• [WHAT THE EXERCISE ASKS] Rewrite the lines as a Markdown table with the columns No. and Line, starting with the first line and going on through the line that contains "svm-button[interactable]: ∿ SVM...". Leave out any blank lines.

• [Box coordinate listings]

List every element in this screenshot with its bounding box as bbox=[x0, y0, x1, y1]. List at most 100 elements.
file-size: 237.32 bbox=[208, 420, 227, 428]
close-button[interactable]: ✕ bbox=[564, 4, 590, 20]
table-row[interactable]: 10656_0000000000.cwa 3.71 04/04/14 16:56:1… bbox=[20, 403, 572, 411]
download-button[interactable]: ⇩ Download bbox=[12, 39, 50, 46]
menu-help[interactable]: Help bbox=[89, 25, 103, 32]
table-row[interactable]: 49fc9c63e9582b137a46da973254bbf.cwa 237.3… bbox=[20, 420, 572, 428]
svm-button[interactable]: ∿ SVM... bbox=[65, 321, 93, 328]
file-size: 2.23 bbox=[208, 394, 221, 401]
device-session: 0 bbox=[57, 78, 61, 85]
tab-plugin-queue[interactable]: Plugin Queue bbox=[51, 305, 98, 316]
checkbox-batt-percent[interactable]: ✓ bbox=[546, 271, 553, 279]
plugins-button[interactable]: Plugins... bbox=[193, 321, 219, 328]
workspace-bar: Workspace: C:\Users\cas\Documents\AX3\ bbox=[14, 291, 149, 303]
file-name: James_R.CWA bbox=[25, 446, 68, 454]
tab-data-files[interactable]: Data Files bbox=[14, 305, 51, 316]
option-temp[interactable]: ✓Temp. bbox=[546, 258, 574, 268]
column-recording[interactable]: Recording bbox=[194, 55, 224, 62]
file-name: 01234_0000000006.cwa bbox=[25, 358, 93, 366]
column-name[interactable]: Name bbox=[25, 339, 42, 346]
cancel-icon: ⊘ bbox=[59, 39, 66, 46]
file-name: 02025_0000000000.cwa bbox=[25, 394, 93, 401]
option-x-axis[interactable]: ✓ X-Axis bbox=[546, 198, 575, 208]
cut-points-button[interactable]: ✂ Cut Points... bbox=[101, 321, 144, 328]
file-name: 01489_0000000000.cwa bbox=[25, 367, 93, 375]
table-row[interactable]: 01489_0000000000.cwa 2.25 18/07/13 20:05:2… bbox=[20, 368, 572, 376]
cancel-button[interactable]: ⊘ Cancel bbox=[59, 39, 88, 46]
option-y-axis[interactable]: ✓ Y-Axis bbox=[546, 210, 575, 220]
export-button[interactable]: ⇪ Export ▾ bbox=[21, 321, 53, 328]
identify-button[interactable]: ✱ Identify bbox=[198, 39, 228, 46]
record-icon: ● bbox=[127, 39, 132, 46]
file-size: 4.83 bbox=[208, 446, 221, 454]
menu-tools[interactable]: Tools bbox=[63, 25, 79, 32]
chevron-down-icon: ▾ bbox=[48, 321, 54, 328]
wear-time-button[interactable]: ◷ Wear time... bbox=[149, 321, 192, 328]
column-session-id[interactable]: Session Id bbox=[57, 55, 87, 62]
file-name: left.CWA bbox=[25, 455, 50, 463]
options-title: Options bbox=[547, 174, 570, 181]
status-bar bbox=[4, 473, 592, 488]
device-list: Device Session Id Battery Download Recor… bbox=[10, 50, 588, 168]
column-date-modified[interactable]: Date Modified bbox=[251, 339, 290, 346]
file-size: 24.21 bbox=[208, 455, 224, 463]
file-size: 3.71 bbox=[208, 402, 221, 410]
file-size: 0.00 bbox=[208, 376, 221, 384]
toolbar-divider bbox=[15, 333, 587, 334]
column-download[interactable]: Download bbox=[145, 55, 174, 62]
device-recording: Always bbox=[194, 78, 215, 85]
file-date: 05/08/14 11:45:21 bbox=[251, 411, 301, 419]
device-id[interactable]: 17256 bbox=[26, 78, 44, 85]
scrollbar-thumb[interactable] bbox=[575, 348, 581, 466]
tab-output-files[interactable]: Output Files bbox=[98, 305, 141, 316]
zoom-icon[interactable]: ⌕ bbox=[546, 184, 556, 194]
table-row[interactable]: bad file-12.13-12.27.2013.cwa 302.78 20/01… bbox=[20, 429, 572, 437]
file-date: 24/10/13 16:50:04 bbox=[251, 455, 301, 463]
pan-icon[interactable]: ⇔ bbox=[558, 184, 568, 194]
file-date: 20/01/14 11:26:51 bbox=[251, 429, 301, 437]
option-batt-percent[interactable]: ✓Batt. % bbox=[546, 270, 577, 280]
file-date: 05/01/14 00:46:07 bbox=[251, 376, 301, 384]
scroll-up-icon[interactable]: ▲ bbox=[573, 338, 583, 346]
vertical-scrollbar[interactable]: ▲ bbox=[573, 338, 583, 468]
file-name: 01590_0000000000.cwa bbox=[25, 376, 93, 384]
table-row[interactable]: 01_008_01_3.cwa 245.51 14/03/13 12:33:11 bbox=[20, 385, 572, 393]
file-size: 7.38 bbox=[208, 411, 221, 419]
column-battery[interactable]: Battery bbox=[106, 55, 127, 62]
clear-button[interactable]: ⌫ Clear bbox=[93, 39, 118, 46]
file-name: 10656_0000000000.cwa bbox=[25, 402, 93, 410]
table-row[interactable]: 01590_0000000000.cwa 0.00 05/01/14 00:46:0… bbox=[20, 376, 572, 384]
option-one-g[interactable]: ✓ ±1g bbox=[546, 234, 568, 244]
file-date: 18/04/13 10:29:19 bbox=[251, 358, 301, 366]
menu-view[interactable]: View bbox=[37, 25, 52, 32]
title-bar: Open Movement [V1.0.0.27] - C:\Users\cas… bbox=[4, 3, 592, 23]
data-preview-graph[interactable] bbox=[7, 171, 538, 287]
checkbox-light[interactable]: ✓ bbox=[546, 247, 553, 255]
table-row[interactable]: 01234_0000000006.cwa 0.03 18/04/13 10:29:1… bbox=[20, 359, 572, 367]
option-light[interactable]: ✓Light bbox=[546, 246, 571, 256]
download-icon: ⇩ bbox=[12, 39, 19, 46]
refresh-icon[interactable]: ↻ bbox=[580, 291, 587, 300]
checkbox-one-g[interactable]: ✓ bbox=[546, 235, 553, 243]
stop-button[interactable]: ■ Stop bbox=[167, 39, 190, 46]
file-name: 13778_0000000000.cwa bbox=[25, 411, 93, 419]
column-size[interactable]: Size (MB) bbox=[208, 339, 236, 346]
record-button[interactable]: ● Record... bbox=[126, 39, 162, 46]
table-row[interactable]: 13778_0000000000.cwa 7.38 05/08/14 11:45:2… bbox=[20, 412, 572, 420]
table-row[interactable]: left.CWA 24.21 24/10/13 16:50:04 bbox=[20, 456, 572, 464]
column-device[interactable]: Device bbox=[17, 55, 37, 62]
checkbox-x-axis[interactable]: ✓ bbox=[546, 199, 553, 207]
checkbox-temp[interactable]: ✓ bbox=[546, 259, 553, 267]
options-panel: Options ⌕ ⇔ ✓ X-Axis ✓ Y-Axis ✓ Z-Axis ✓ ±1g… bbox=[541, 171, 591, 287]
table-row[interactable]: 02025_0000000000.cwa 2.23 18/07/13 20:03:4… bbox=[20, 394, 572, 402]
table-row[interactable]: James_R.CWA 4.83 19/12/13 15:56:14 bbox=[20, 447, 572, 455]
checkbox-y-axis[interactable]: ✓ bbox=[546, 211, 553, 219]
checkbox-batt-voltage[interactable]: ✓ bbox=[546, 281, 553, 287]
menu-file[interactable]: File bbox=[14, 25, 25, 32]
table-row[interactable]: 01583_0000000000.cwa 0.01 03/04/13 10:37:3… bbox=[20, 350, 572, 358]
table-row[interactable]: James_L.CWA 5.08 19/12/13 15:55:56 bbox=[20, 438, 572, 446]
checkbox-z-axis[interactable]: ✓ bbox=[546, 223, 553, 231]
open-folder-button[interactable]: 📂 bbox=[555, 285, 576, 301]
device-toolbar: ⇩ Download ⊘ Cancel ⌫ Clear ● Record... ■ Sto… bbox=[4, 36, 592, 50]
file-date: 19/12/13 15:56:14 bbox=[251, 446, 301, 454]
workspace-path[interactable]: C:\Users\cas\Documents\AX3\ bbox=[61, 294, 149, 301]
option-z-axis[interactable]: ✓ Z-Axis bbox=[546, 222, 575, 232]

• [FINAL ANSWER]
| No. | Line |
|---|---|
| 1 | List every element in this screenshot with its bounding box as bbox=[x0, y0, x1, y1]. List at most 100 elements. |
| 2 | file-size: 237.32 bbox=[208, 420, 227, 428] |
| 3 | close-button[interactable]: ✕ bbox=[564, 4, 590, 20] |
| 4 | table-row[interactable]: 10656_0000000000.cwa 3.71 04/04/14 16:56:1… bbox=[20, 403, 572, 411] |
| 5 | download-button[interactable]: ⇩ Download bbox=[12, 39, 50, 46] |
| 6 | menu-help[interactable]: Help bbox=[89, 25, 103, 32] |
| 7 | table-row[interactable]: 49fc9c63e9582b137a46da973254bbf.cwa 237.3… bbox=[20, 420, 572, 428] |
| 8 | svm-button[interactable]: ∿ SVM... bbox=[65, 321, 93, 328] |